(THE DATA)

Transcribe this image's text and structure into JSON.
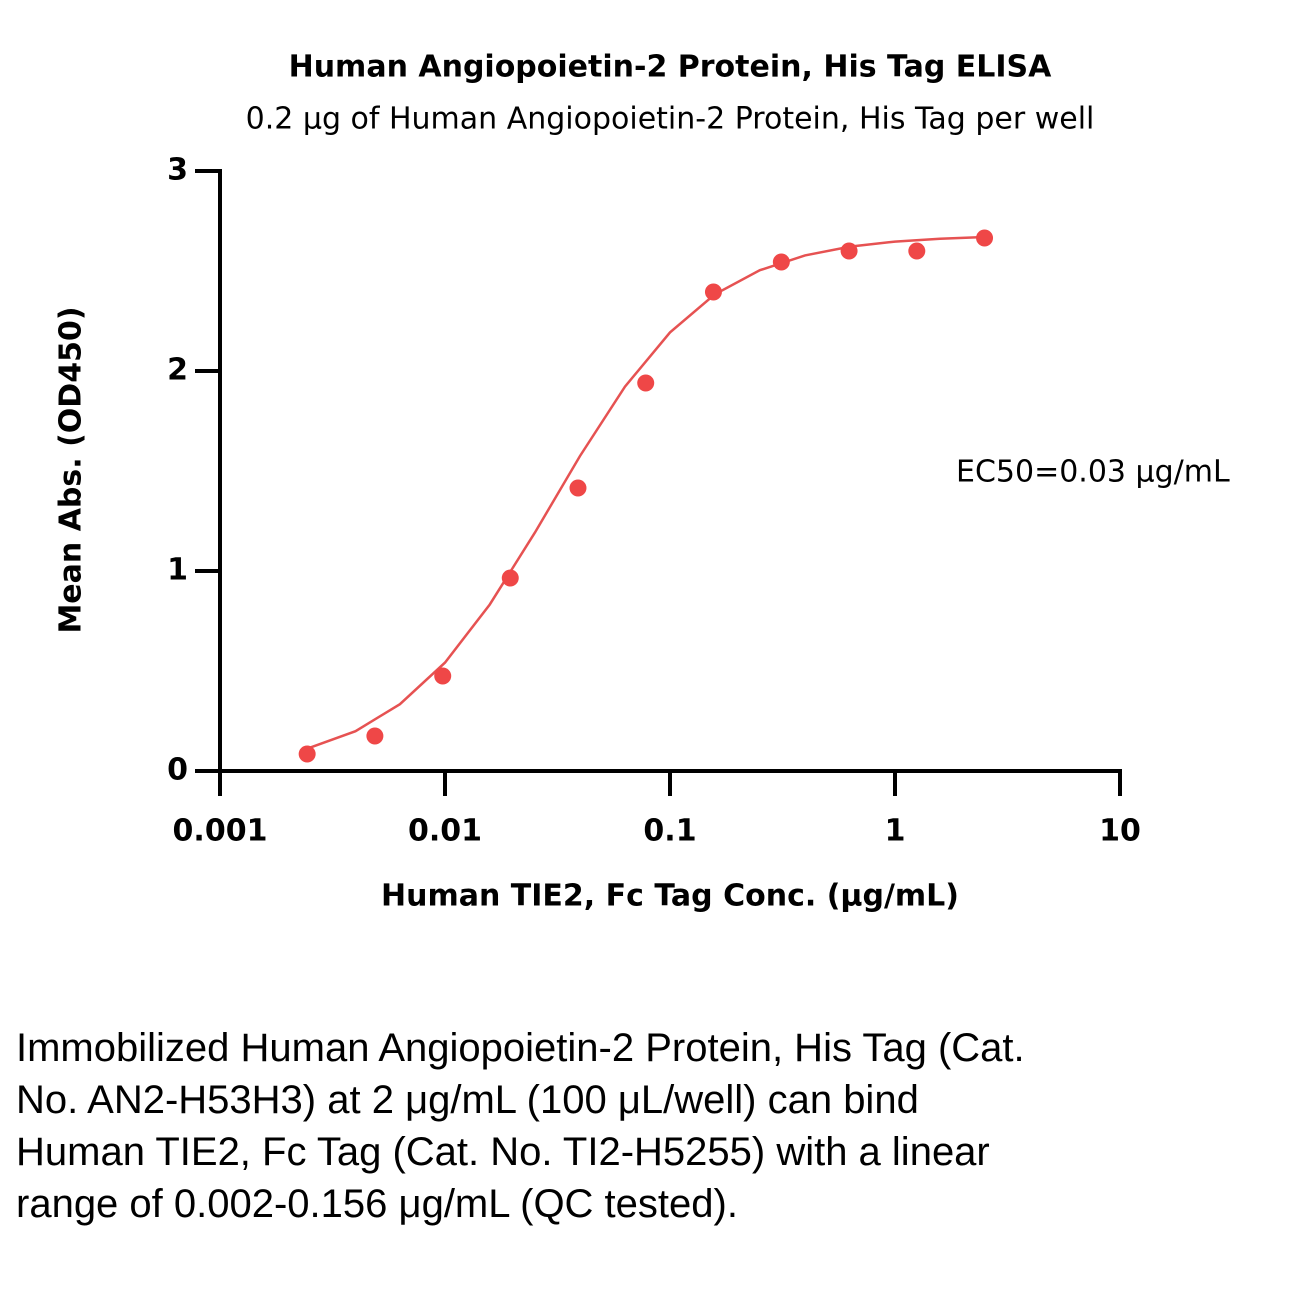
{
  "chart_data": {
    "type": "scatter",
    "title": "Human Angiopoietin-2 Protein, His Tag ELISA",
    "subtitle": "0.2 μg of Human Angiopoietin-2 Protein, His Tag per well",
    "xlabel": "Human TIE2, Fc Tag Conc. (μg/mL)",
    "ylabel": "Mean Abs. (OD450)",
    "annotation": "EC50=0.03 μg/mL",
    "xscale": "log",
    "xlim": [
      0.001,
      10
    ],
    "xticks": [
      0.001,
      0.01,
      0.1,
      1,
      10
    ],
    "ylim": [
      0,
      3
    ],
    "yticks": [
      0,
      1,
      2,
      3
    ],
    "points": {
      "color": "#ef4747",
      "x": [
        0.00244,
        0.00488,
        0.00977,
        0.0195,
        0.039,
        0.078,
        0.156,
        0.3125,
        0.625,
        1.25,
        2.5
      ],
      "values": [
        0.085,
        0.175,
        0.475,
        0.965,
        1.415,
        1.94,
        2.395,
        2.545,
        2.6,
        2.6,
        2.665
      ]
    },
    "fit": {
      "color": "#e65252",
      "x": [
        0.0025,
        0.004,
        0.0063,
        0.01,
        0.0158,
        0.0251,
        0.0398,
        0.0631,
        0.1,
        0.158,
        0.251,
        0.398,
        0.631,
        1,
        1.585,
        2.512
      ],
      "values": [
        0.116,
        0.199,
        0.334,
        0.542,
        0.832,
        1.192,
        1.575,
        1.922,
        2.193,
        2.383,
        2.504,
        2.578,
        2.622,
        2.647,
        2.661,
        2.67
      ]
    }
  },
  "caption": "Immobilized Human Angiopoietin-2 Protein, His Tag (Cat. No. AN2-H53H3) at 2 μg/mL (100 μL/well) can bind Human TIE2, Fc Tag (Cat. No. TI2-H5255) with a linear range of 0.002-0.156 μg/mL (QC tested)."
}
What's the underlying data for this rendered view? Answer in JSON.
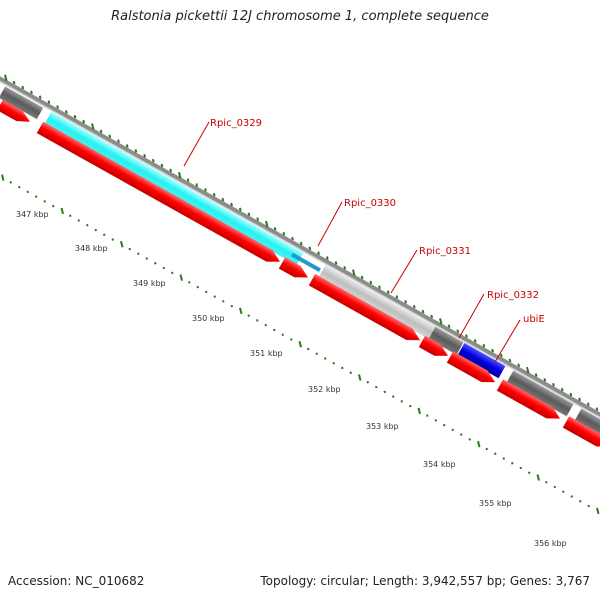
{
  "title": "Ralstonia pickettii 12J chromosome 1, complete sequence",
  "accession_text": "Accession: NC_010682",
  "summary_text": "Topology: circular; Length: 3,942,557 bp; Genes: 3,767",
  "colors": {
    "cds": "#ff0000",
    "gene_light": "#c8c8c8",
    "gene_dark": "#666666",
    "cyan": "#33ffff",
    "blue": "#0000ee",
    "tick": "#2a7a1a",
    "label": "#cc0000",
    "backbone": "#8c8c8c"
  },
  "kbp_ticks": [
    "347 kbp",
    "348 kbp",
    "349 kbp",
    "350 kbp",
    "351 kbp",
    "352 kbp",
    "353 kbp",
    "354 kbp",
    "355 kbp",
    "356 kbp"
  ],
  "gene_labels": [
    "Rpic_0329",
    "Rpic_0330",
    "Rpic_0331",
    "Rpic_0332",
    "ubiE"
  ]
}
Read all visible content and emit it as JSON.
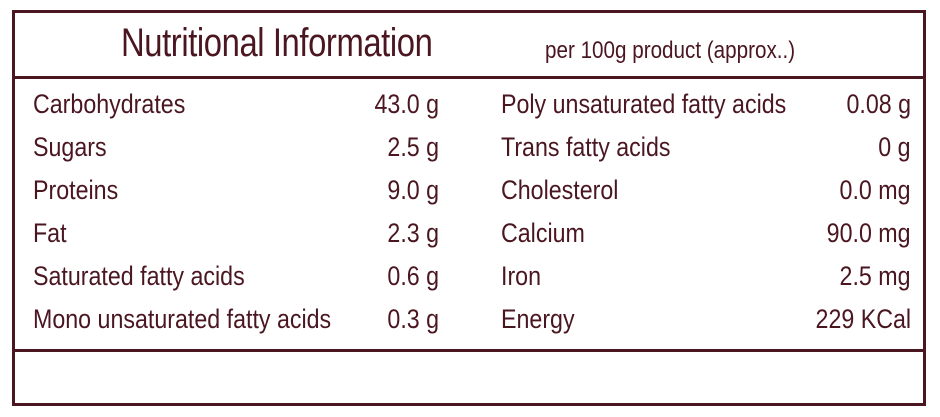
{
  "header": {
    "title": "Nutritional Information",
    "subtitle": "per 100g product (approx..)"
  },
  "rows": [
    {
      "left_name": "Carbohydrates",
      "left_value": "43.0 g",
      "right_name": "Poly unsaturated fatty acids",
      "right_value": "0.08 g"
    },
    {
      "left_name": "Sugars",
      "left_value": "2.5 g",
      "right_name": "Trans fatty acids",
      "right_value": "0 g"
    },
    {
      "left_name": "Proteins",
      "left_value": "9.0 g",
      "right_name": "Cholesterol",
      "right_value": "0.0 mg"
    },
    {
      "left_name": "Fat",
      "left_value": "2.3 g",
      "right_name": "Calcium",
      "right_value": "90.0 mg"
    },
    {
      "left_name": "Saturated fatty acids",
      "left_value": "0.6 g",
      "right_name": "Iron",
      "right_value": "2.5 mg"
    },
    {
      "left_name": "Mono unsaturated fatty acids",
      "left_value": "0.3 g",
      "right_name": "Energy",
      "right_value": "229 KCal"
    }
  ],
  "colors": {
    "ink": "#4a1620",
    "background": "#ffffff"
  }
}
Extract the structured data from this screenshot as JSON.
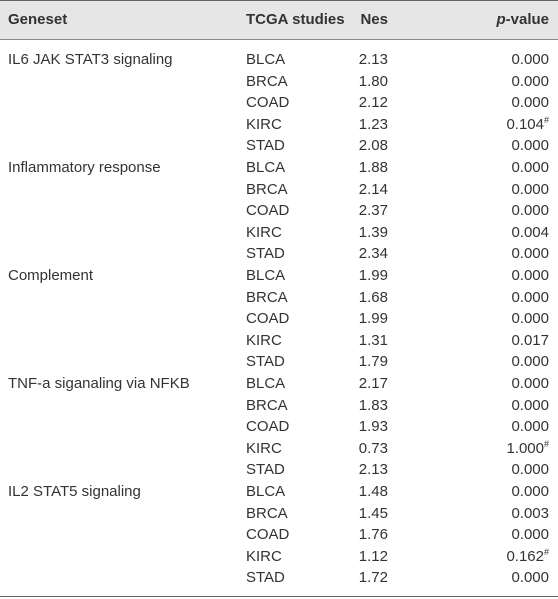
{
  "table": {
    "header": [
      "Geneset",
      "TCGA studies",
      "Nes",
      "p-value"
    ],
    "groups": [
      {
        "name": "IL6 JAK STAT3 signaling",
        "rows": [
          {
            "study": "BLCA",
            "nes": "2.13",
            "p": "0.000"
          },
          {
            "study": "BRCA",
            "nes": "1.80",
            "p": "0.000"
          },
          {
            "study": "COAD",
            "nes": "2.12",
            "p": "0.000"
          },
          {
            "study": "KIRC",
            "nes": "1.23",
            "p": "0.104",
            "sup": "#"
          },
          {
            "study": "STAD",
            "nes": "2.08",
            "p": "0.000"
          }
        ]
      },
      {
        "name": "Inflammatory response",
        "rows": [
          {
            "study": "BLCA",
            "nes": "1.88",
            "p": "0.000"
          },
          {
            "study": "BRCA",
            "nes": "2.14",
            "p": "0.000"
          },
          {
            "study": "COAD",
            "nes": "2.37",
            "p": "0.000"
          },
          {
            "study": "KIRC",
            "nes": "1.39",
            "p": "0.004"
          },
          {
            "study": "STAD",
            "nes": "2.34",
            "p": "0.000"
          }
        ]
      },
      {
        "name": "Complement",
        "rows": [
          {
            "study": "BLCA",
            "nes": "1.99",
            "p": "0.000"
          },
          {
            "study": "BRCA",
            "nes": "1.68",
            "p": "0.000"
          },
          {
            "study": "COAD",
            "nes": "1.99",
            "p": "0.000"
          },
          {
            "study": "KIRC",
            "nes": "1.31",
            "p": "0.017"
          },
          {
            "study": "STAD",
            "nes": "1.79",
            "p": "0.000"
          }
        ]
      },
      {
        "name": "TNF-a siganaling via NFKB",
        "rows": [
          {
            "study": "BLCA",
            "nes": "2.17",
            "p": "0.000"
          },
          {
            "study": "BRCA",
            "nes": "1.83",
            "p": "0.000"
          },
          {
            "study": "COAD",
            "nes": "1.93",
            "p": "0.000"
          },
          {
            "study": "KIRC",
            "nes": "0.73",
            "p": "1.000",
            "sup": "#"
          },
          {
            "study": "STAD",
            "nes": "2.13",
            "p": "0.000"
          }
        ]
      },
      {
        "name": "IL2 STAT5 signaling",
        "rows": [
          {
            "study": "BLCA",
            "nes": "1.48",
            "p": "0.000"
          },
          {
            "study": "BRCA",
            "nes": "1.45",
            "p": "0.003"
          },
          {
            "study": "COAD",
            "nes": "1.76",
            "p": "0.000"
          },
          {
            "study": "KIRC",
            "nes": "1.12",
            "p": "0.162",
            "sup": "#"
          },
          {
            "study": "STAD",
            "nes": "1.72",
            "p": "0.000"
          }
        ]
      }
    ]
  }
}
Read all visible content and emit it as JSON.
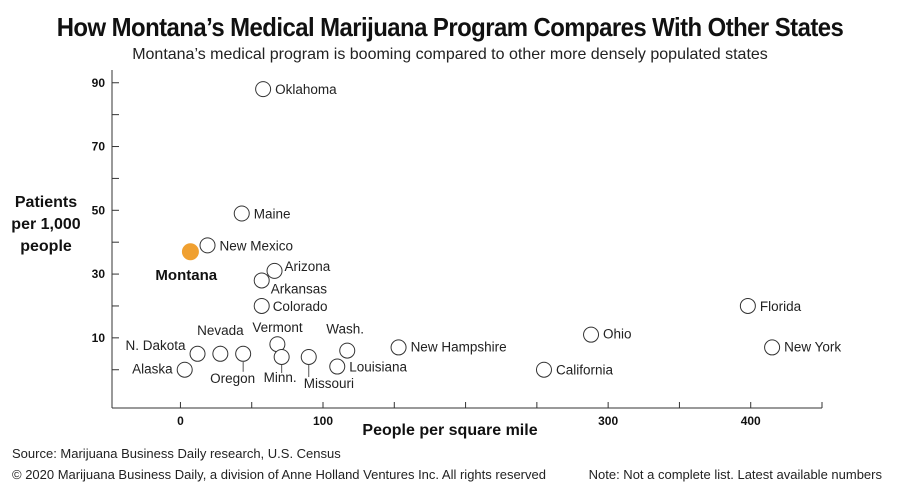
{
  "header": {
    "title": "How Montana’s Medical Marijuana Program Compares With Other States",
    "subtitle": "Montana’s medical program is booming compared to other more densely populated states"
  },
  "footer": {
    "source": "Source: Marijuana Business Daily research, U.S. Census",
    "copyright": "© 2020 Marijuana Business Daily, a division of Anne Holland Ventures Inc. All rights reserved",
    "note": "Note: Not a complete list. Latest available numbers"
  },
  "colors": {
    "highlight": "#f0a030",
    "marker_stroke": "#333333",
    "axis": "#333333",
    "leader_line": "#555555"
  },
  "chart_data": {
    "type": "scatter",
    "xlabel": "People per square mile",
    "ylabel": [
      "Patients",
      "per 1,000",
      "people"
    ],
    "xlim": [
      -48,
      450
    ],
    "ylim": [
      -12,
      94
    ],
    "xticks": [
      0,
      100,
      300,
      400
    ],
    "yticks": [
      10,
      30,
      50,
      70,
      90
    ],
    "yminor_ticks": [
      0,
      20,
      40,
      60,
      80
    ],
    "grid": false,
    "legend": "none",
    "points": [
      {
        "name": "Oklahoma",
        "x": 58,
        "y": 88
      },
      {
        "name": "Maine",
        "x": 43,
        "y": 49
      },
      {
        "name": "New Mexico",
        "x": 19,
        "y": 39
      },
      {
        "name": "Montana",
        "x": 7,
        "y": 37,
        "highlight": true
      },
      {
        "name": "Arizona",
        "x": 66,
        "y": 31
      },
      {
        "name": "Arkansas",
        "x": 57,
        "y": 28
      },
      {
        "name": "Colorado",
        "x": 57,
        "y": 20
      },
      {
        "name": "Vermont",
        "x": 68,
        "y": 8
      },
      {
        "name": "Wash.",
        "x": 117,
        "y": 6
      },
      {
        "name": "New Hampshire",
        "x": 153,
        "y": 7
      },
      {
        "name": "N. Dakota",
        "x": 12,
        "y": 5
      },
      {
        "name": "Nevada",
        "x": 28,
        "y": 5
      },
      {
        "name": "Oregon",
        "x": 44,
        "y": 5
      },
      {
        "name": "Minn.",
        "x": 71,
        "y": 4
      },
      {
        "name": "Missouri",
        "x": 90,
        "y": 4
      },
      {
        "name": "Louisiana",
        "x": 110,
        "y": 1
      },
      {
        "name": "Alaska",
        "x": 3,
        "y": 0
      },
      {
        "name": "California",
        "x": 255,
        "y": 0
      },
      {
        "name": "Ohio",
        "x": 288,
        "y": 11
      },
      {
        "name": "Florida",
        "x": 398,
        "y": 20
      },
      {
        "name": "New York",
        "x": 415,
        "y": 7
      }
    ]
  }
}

(End THE DATA)

EXERCISE INSTRUCTIONS:
Among the lines above, find those carrying the word "Business" and copy them out.

EXPECTED ANSWER:
    "source": "Source: Marijuana Business Daily research, U.S. Census",
    "copyright": "© 2020 Marijuana Business Daily, a division of Anne Holland Ventures Inc. All rights reserved",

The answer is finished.